>> Begin DATASET EXCERPTS

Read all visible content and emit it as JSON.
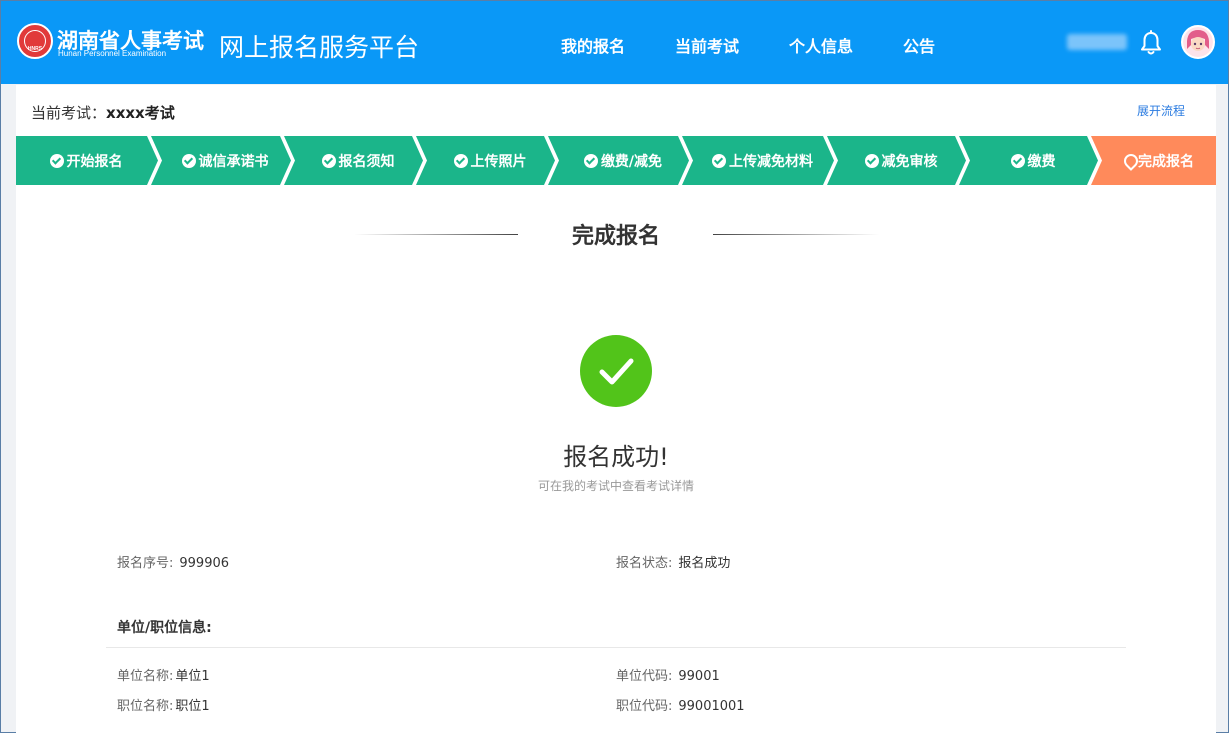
{
  "header": {
    "logo_cn": "湖南省人事考试",
    "logo_en": "Hunan Personnel Examination",
    "logo_badge": "HNRS",
    "platform_title": "网上报名服务平台",
    "nav": [
      "我的报名",
      "当前考试",
      "个人信息",
      "公告"
    ],
    "icons": {
      "bell": "bell-icon",
      "avatar": "avatar"
    }
  },
  "exam": {
    "label": "当前考试：",
    "name": "xxxx考试",
    "expand_link": "展开流程"
  },
  "steps": [
    {
      "label": "开始报名",
      "state": "done"
    },
    {
      "label": "诚信承诺书",
      "state": "done"
    },
    {
      "label": "报名须知",
      "state": "done"
    },
    {
      "label": "上传照片",
      "state": "done"
    },
    {
      "label": "缴费/减免",
      "state": "done"
    },
    {
      "label": "上传减免材料",
      "state": "done"
    },
    {
      "label": "减免审核",
      "state": "done"
    },
    {
      "label": "缴费",
      "state": "done"
    },
    {
      "label": "完成报名",
      "state": "current"
    }
  ],
  "colors": {
    "header_bg": "#0a98f7",
    "step_done": "#1bb58a",
    "step_current": "#ff8a5b",
    "success": "#52c41a"
  },
  "result": {
    "section_title": "完成报名",
    "status_title": "报名成功!",
    "status_sub": "可在我的考试中查看考试详情"
  },
  "details": {
    "serial_label": "报名序号:",
    "serial_value": "999906",
    "status_label": "报名状态:",
    "status_value": "报名成功",
    "unit_section_title": "单位/职位信息:",
    "unit_name_label": "单位名称:",
    "unit_name_value": "单位1",
    "unit_code_label": "单位代码:",
    "unit_code_value": "99001",
    "job_name_label": "职位名称:",
    "job_name_value": "职位1",
    "job_code_label": "职位代码:",
    "job_code_value": "99001001"
  }
}
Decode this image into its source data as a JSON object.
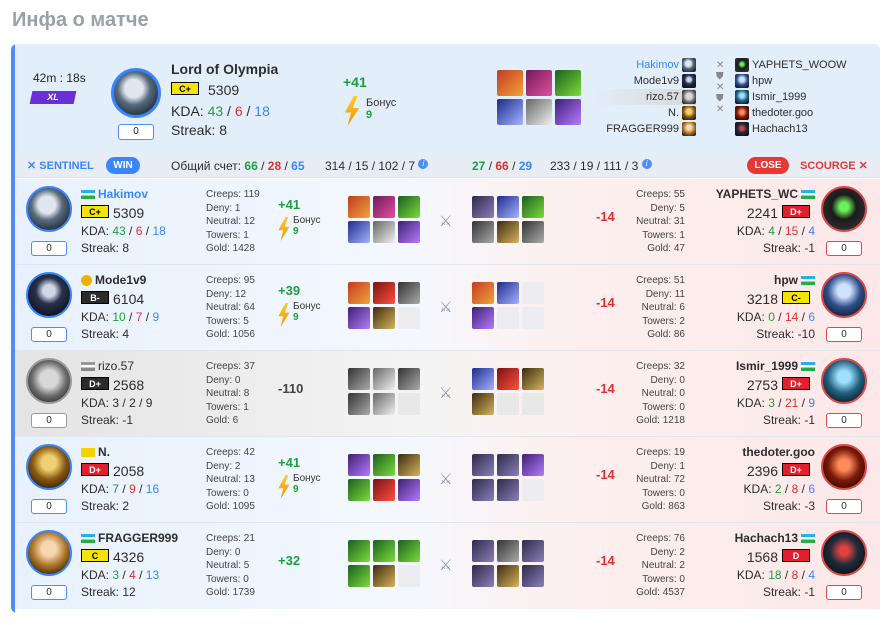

>> End DATASET EXCERPTS

**GIVEN INSTRUCTION**
Repeat all the records above exactly, leaving out any pictures.

**EXERCISE OUTPUT**
Read all visible content and emit it as JSON.
{
  "header": {
    "logo_cn": "湖南省人事考试",
    "logo_en": "Hunan Personnel Examination",
    "logo_badge": "HNRS",
    "platform_title": "网上报名服务平台",
    "nav": [
      "我的报名",
      "当前考试",
      "个人信息",
      "公告"
    ],
    "icons": {
      "bell": "bell-icon",
      "avatar": "avatar"
    }
  },
  "exam": {
    "label": "当前考试：",
    "name": "xxxx考试",
    "expand_link": "展开流程"
  },
  "steps": [
    {
      "label": "开始报名",
      "state": "done"
    },
    {
      "label": "诚信承诺书",
      "state": "done"
    },
    {
      "label": "报名须知",
      "state": "done"
    },
    {
      "label": "上传照片",
      "state": "done"
    },
    {
      "label": "缴费/减免",
      "state": "done"
    },
    {
      "label": "上传减免材料",
      "state": "done"
    },
    {
      "label": "减免审核",
      "state": "done"
    },
    {
      "label": "缴费",
      "state": "done"
    },
    {
      "label": "完成报名",
      "state": "current"
    }
  ],
  "colors": {
    "header_bg": "#0a98f7",
    "step_done": "#1bb58a",
    "step_current": "#ff8a5b",
    "success": "#52c41a"
  },
  "result": {
    "section_title": "完成报名",
    "status_title": "报名成功!",
    "status_sub": "可在我的考试中查看考试详情"
  },
  "details": {
    "serial_label": "报名序号:",
    "serial_value": "999906",
    "status_label": "报名状态:",
    "status_value": "报名成功",
    "unit_section_title": "单位/职位信息:",
    "unit_name_label": "单位名称:",
    "unit_name_value": "单位1",
    "unit_code_label": "单位代码:",
    "unit_code_value": "99001",
    "job_name_label": "职位名称:",
    "job_name_value": "职位1",
    "job_code_label": "职位代码:",
    "job_code_value": "99001001"
  }
}
Decode this image into its source data as a JSON object.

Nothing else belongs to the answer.